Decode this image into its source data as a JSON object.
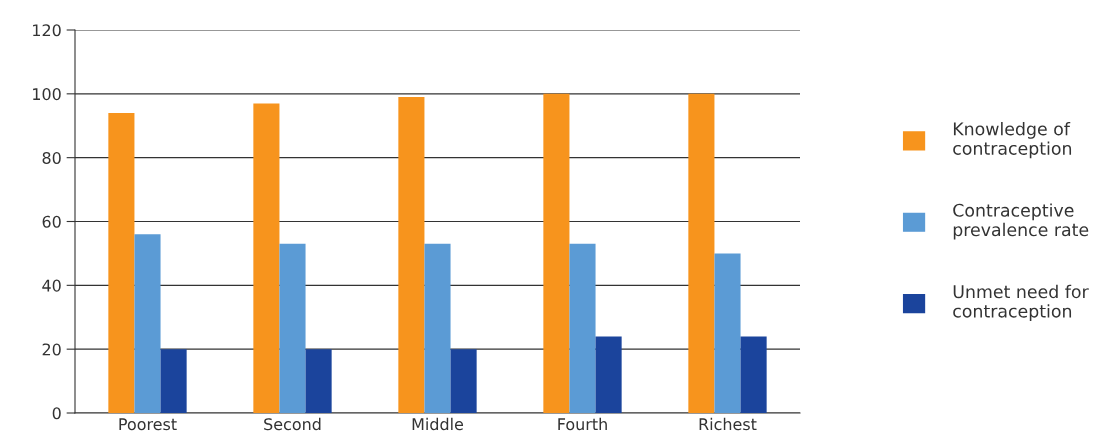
{
  "chart_data": {
    "type": "bar",
    "categories": [
      "Poorest",
      "Second",
      "Middle",
      "Fourth",
      "Richest"
    ],
    "series": [
      {
        "name": "Knowledge of\ncontraception",
        "color": "#f7941d",
        "values": [
          94,
          97,
          99,
          100,
          100
        ]
      },
      {
        "name": "Contraceptive\nprevalence rate",
        "color": "#5b9bd5",
        "values": [
          56,
          53,
          53,
          53,
          50
        ]
      },
      {
        "name": "Unmet need for\ncontraception",
        "color": "#1b449c",
        "values": [
          20,
          20,
          20,
          24,
          24
        ]
      }
    ],
    "ylim": [
      0,
      120
    ],
    "yticks": [
      0,
      20,
      40,
      60,
      80,
      100,
      120
    ],
    "grid": "y",
    "legend": "right"
  }
}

**Stated goal:**
Transcribe the records above verbatim. Do not carry over any picture.

**Response for this exercise:**
Decode this image into its source data as a JSON object.
{
  "chart_data": {
    "type": "bar",
    "categories": [
      "Poorest",
      "Second",
      "Middle",
      "Fourth",
      "Richest"
    ],
    "series": [
      {
        "name": "Knowledge of\ncontraception",
        "color": "#f7941d",
        "values": [
          94,
          97,
          99,
          100,
          100
        ]
      },
      {
        "name": "Contraceptive\nprevalence rate",
        "color": "#5b9bd5",
        "values": [
          56,
          53,
          53,
          53,
          50
        ]
      },
      {
        "name": "Unmet need for\ncontraception",
        "color": "#1b449c",
        "values": [
          20,
          20,
          20,
          24,
          24
        ]
      }
    ],
    "ylim": [
      0,
      120
    ],
    "yticks": [
      0,
      20,
      40,
      60,
      80,
      100,
      120
    ],
    "grid": "y",
    "legend": "right"
  }
}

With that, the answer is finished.